Exercise task
Of all the lines in the material, how many include the word "Ivánovičí"? Give only the number.

** START OF Supplied data **

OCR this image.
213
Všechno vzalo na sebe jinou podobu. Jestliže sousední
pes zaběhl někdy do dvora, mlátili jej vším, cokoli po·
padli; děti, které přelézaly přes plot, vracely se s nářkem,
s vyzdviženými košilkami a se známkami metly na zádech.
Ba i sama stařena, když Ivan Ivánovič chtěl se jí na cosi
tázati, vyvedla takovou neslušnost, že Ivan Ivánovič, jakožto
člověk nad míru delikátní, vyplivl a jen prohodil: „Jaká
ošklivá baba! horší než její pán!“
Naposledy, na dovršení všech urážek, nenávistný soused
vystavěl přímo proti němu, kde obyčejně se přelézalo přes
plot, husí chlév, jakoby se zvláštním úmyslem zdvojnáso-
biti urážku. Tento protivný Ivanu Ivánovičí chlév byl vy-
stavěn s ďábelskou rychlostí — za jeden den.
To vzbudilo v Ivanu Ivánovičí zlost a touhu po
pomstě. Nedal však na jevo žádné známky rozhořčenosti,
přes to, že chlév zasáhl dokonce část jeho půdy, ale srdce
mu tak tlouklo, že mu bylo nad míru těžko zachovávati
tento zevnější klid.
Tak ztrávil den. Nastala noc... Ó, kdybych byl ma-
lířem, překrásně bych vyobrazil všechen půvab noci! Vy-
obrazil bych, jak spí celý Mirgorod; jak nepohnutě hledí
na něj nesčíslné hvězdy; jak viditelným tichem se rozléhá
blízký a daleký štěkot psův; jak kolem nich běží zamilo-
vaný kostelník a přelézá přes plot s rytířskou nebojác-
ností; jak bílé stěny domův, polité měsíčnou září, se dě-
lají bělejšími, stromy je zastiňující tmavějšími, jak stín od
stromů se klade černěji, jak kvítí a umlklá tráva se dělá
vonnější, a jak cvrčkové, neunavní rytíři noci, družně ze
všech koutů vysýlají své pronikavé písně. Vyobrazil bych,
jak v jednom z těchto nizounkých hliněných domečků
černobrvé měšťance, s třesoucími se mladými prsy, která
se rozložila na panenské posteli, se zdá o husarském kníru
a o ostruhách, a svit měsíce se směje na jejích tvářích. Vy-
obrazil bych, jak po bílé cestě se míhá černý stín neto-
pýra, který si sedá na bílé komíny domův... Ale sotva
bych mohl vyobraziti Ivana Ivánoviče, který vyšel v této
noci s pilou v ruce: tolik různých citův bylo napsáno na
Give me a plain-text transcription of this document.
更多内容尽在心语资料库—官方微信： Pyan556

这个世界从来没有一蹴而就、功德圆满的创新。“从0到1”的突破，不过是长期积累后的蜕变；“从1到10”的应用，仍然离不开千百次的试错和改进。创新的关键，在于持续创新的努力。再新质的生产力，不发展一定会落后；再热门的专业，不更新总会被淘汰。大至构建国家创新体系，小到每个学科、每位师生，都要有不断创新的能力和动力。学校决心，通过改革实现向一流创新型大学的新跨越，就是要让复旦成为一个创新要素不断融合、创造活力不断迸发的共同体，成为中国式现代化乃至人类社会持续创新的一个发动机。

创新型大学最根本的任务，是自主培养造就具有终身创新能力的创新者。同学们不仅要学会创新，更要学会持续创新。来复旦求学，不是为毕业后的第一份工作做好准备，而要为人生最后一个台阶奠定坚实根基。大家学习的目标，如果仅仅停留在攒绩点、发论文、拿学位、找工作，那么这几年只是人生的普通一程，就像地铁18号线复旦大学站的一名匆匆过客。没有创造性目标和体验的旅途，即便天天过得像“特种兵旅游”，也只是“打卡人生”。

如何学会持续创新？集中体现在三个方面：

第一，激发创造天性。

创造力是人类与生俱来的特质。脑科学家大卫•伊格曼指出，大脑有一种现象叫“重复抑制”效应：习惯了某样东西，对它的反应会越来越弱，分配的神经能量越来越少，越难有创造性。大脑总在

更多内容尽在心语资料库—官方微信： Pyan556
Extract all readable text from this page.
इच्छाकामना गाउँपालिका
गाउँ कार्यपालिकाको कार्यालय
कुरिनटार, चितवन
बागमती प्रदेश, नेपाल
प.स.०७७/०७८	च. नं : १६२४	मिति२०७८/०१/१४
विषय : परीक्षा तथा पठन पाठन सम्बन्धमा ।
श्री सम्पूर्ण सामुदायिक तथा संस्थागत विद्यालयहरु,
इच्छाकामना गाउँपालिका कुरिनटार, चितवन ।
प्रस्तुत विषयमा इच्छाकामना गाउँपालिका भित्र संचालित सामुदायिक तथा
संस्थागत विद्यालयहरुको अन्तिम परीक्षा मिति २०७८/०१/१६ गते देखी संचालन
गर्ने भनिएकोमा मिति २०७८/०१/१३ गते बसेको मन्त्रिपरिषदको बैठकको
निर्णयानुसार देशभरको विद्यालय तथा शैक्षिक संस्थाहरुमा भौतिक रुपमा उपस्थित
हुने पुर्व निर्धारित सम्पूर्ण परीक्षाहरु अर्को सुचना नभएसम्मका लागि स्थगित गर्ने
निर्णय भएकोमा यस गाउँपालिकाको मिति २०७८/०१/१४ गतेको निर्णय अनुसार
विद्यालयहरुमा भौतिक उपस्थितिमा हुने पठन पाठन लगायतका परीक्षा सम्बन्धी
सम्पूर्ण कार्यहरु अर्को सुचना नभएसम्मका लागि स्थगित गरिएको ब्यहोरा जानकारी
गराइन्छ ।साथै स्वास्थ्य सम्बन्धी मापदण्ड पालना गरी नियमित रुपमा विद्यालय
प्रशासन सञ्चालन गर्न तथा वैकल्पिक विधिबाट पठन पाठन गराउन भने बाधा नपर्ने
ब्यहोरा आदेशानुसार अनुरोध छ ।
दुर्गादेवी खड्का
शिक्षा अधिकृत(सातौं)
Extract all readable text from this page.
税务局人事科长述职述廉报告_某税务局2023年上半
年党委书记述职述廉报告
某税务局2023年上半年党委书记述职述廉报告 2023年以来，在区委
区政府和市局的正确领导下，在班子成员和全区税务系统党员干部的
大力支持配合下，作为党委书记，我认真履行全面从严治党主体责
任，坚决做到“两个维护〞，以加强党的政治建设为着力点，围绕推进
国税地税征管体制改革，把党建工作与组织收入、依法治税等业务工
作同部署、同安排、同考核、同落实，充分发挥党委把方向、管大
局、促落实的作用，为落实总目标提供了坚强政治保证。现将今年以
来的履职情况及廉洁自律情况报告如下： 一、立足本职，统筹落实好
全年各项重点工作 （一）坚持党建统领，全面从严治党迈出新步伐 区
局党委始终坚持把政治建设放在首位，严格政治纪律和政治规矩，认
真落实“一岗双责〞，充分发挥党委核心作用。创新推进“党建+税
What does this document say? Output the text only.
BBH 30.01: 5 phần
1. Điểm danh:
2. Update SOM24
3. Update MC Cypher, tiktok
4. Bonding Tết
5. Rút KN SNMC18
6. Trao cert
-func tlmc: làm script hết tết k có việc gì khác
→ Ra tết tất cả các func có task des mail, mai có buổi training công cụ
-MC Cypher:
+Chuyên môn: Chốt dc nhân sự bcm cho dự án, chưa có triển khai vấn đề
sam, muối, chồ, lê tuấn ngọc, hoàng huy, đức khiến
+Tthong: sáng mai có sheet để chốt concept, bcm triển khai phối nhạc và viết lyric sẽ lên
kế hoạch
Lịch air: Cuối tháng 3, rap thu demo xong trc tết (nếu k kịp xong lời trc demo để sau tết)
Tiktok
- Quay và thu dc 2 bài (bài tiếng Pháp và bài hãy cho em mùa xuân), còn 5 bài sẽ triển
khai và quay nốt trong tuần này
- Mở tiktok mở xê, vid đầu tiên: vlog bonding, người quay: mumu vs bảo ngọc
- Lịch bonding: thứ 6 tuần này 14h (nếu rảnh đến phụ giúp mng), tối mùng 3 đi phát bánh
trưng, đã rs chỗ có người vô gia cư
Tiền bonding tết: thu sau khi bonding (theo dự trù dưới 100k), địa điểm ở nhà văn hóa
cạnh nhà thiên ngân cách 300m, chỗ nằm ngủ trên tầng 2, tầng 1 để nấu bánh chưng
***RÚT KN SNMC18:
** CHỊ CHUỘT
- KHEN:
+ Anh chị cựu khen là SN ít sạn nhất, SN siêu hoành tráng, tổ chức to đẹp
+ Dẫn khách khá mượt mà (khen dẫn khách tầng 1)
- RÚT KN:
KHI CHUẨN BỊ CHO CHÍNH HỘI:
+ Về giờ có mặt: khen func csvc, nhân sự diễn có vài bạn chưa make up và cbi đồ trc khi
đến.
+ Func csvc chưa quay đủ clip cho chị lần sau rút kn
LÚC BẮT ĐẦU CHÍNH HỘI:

** END OF Supplied data **

Result
2